TASK DIRECTIONS:
All lines holding the string "bChineseFirstHalf" are to be shown.

Data items
■ ■ ■ ■
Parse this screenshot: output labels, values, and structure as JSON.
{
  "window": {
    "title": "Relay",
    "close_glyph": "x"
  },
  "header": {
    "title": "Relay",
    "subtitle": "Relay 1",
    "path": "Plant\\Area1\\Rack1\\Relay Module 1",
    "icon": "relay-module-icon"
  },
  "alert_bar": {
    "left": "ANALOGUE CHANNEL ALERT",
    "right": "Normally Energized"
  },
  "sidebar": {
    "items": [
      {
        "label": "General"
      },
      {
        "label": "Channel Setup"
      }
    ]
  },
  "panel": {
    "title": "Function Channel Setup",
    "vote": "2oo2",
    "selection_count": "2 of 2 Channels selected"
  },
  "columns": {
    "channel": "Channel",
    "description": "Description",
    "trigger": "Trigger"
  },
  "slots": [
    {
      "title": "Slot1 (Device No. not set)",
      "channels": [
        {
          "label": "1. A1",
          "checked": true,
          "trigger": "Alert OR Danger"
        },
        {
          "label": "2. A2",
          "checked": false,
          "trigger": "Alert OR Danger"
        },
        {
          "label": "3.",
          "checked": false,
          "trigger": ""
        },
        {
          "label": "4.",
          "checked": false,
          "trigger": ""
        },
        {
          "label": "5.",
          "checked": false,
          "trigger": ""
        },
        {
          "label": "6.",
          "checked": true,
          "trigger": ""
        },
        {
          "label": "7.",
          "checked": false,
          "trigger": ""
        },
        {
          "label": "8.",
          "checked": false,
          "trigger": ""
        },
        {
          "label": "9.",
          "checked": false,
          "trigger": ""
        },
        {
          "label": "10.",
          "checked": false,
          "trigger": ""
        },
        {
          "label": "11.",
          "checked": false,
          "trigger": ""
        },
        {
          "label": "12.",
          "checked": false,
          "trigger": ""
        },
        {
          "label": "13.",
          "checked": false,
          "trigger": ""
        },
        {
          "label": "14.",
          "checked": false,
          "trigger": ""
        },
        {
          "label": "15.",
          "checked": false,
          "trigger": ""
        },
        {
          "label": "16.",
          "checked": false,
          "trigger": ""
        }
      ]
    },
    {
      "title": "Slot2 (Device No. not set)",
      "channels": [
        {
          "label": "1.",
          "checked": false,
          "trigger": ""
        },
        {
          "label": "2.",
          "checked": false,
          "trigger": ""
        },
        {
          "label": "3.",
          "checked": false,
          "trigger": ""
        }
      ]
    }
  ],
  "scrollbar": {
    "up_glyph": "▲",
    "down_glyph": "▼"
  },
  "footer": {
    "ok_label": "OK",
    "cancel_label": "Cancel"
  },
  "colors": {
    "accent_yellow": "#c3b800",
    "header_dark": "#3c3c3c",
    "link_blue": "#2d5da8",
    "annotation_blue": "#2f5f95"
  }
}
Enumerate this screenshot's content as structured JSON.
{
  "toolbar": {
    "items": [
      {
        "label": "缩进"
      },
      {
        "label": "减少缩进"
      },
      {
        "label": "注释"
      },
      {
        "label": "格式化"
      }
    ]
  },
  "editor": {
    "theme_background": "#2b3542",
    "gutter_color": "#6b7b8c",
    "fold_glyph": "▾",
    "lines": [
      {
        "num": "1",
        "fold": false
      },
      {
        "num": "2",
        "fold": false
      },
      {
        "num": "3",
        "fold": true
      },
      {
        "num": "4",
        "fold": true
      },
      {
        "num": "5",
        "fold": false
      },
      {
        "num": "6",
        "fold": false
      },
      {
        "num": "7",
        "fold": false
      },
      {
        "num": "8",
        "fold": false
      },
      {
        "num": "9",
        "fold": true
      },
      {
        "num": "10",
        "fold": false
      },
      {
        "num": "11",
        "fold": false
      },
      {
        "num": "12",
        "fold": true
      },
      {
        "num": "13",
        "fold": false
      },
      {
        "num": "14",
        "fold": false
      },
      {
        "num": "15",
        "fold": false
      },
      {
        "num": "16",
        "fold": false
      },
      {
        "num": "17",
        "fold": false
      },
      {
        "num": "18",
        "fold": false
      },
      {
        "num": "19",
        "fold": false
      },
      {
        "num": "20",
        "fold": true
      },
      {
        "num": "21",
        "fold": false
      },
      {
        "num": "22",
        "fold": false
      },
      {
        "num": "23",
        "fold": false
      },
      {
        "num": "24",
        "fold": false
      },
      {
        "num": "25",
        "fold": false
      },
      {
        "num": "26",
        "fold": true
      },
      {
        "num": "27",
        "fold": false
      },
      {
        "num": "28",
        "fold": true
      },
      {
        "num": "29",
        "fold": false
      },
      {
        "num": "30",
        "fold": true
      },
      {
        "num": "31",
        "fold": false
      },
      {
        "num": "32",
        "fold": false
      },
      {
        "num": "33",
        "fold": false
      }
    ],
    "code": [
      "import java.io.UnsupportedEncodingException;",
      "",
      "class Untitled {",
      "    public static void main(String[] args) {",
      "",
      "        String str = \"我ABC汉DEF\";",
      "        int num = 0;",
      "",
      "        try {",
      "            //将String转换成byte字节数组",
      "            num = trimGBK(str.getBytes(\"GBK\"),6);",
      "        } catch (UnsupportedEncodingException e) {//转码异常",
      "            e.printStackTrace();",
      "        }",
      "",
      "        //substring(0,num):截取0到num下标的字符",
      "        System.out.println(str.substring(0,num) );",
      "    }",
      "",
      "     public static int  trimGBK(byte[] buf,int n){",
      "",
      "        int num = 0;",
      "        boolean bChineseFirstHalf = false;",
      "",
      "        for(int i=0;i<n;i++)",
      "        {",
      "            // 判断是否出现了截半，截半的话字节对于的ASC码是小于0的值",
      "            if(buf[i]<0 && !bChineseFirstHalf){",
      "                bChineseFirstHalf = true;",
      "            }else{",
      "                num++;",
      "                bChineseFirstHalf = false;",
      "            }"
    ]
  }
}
■ ■ ■ ■
SOLUTION FOR THIS TASK:
      "        boolean bChineseFirstHalf = false;",
      "            if(buf[i]<0 && !bChineseFirstHalf){",
      "                bChineseFirstHalf = true;",
      "                bChineseFirstHalf = false;",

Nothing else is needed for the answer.